O Afeganistão sofreu sanções militares e financeiras pela ONU por se recusar a entregar o terrorista
saudita em 1999. Neste mesmo ano, o grupo havia proibido toda a produção de ópio do
Afeganistão, maior renda do país, para obter o reconhecimento da comunidade internacional.
Apenas a Arábia Saudita, o Paquistão e os Emirados Árabes Unidos reconheciam seu governo. O que
os EUA e a ONU pareciam não compreender era que se o Talibã expulsasse Bin Laden após suas
coerções, pareceria um fantoche dos norte-americanos, como todos os governos que criticavam.
As ações dos EUA e da ONU não só afastaram o Talibã de sua promessa de entregar-lhes Bin Laden,
mas fizeram com que a única aliança possível aos talibãs fosse a Al-Qaeda. O grupo afegão se
aproximou do líder saudita, pois todas as portas lhe foram fechadas. A invasão do Afeganistão em
2001 fez com que a aliança estratégica entre os dois grupos se concretizasse: agora, o Talibã
compartilhava os mesmos inimigos e objetivos que a Al-Qaeda, expulsar os EUA e seus aliados de
suas terras.
Em 2003, Bin Laden explicou sua luta: “Um fato fundamental e realista é que a terra (dos dois
lugares sagrados, isto é, a Arábia Saudita) está ocupada – e se está ocupada (pelos militares norteamericanos), o maior mandamento depois da própria fé é repelir o inimigo agressivo”. Em carta
endereçada ao povo americano, o saudita lhes aconselha “a fazer as malas e saírem das nossas
terras”. A Al-Qaeda nunca realizou atentados contra Israel e apenas uma vez atentou contra
objetivos judeus (Istambul, novembro de 2002); seus atentados contra os EUA tiveram início depois
de 1990, quando os norte-americanos enviaram tropas a Arábia Saudita, Qatar e Bahrein e não
décadas anteriores, quando os Estados Unidos começou a exportar valores culturais que
repugnavam o fundamentalismo islâmico.
Se buscamos as respostas pelas quais o terrorismo ainda persiste no Oriente Médio, na Ásia Central
e na África, basta olhar para as tropas norte-americanas presentes nas regiões: os EUA ocupam,
hoje, o Afeganistão e o Iraque; possuem bases militares ou tropas no Egito, na Arábia Saudita, em
Omã, Qatar, Israel, Jordânia, Kuwait, Paquistão, Afeganistão, entre outros. Se os norte-americanos
desejam compreender por que muitos o odeiam ou por que não podem vencer a guerra contra o
terror, precisam escutar as ruas do mundo árabe e islâmico.
No Líbano, um clérigo islâmico sintetizou a indignação de muitos muçulmanos quanto ao modo pelo
qual Osama foi enterrado: “essa é uma forma dos EUA humilharem os muçulmanos”. Em Jacarta, os
posters afirmam: Obama é um terrorista. E, nas ruas do Paquistão, em manifestações contra a
morte de Bin Laden, lemos o claro recado: Go, America, Go!

# Exercício proposto:
Indique os países que, segundo o trecho sobre o Talibã e a Al-Qaeda, reconheciam o governo talibã.

# Registros de dados:

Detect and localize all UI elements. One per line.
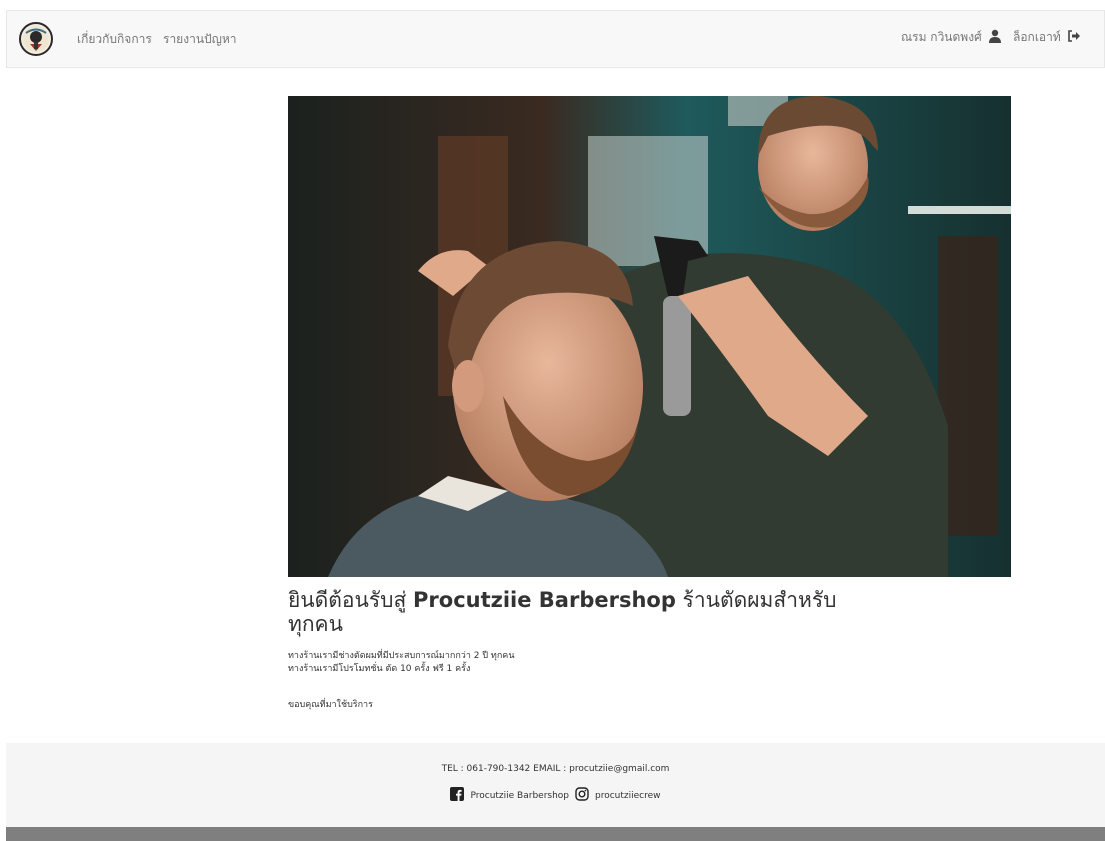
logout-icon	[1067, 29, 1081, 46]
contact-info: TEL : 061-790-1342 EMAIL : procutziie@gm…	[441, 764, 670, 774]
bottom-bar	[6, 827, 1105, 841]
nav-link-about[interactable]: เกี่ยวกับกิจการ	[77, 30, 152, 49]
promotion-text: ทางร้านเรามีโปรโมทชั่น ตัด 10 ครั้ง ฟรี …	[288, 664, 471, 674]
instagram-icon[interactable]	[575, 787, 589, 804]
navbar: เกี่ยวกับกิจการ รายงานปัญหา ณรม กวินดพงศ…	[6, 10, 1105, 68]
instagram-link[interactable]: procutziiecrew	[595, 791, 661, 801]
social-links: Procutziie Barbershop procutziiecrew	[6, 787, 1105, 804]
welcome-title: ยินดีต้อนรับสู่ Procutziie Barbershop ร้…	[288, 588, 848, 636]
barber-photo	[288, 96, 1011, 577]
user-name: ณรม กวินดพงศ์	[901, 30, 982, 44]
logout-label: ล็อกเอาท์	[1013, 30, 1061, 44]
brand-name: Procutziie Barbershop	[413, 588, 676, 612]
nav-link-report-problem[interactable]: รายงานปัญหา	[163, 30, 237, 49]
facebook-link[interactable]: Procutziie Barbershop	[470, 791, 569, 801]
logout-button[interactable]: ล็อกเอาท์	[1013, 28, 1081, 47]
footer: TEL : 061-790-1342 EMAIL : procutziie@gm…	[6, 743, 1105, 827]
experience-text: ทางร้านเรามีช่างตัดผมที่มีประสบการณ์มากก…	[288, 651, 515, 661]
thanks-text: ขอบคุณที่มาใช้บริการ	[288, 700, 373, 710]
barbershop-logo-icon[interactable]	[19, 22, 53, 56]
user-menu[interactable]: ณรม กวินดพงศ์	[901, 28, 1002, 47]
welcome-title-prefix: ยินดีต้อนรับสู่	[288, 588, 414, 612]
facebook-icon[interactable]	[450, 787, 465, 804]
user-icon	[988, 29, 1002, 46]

# Solução escrita:
Arábia Saudita, Paquistão e Emirados Árabes Unidos.